--- Start Material supplied ---

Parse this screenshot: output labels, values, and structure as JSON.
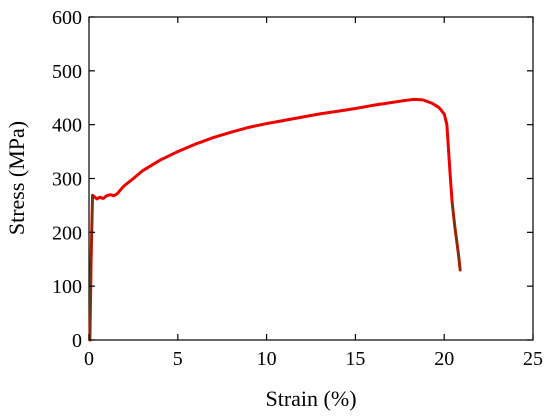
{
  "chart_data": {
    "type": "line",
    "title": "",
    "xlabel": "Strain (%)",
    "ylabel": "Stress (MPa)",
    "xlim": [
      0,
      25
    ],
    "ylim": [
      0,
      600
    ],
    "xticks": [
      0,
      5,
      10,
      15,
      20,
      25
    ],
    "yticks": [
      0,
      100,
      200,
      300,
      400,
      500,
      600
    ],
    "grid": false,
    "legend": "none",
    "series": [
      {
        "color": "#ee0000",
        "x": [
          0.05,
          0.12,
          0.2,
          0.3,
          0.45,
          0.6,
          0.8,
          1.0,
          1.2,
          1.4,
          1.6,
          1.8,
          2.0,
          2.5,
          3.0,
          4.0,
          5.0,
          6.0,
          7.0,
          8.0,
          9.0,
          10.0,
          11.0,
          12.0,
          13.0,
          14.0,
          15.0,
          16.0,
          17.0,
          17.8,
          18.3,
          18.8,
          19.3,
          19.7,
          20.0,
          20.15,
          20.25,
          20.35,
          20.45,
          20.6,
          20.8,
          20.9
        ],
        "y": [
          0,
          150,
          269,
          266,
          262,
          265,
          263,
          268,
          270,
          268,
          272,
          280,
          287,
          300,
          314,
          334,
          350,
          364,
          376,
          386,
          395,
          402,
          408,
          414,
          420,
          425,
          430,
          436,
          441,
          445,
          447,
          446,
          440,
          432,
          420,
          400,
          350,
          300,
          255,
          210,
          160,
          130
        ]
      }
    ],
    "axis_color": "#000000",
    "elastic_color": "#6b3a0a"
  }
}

--- End Material supplied ---
--- Start Material supplied ---

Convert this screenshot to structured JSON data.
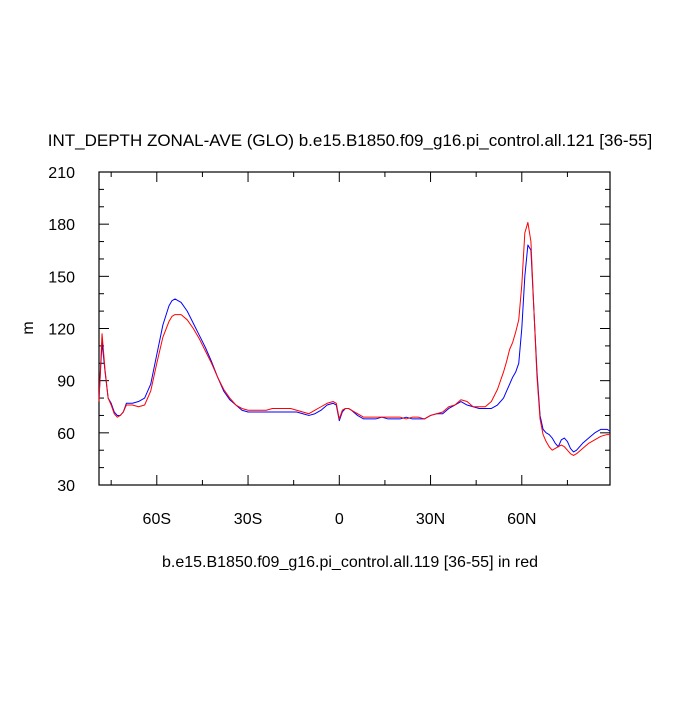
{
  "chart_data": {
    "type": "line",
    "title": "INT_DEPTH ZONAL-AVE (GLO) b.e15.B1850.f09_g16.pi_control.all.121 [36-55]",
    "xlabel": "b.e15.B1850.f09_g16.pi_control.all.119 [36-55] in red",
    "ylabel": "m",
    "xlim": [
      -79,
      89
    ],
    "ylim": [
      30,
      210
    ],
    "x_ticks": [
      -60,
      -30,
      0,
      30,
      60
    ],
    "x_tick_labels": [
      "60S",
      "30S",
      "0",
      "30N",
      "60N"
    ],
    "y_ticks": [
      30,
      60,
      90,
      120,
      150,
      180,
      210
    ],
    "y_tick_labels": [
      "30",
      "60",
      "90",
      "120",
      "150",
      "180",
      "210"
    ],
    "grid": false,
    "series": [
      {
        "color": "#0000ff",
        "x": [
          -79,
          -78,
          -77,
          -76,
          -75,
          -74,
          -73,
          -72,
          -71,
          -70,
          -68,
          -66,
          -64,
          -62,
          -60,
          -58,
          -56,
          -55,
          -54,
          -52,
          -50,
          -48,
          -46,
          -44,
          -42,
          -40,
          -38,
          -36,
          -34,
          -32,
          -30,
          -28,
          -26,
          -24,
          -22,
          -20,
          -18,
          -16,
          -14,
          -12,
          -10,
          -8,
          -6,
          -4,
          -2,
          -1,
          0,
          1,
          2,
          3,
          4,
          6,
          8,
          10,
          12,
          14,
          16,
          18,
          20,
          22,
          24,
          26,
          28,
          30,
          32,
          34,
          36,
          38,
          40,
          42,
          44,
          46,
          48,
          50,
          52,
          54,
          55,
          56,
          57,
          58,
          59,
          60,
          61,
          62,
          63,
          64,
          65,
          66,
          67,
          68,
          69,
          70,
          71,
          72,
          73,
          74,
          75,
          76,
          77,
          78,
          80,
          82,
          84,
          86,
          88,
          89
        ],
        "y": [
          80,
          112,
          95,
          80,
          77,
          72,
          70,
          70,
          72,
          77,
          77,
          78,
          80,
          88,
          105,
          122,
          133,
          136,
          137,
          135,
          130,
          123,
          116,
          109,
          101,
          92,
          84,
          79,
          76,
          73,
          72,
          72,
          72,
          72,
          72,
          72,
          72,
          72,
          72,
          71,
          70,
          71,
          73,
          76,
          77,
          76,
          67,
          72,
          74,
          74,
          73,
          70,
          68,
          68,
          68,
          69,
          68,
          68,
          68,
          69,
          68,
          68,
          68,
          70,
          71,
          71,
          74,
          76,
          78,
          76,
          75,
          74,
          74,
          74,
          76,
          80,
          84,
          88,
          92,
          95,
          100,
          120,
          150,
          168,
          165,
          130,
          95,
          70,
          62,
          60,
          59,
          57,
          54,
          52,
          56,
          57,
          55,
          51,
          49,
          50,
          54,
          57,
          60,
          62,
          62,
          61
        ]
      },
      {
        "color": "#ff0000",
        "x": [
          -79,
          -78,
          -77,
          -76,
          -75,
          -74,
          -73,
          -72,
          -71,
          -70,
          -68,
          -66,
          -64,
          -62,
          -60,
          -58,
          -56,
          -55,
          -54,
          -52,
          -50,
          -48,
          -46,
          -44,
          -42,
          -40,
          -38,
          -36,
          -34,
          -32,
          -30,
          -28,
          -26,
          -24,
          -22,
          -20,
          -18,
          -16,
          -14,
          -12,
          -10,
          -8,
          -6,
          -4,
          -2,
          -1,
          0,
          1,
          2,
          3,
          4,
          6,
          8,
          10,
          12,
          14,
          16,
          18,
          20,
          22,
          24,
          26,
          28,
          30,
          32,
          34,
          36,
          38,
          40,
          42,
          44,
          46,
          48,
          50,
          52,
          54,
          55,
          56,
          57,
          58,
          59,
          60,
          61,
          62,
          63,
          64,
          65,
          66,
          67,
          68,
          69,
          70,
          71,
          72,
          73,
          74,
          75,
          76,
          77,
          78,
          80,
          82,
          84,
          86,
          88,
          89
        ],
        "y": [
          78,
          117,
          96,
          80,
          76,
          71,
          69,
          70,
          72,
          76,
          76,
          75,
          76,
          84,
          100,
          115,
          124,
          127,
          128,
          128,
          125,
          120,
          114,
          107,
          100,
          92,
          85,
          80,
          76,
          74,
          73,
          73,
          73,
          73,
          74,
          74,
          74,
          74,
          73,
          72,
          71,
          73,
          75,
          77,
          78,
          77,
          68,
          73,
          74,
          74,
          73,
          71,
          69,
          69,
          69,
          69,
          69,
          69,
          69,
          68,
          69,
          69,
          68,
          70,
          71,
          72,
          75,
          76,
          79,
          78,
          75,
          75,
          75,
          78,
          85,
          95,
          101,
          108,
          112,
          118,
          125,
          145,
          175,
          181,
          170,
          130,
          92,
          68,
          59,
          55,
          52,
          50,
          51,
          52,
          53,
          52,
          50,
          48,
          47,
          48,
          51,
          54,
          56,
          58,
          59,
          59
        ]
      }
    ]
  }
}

--- End Material supplied ---

To be done — Reply with nothing but the number of lines that contain the word "JSON".

Final result — 2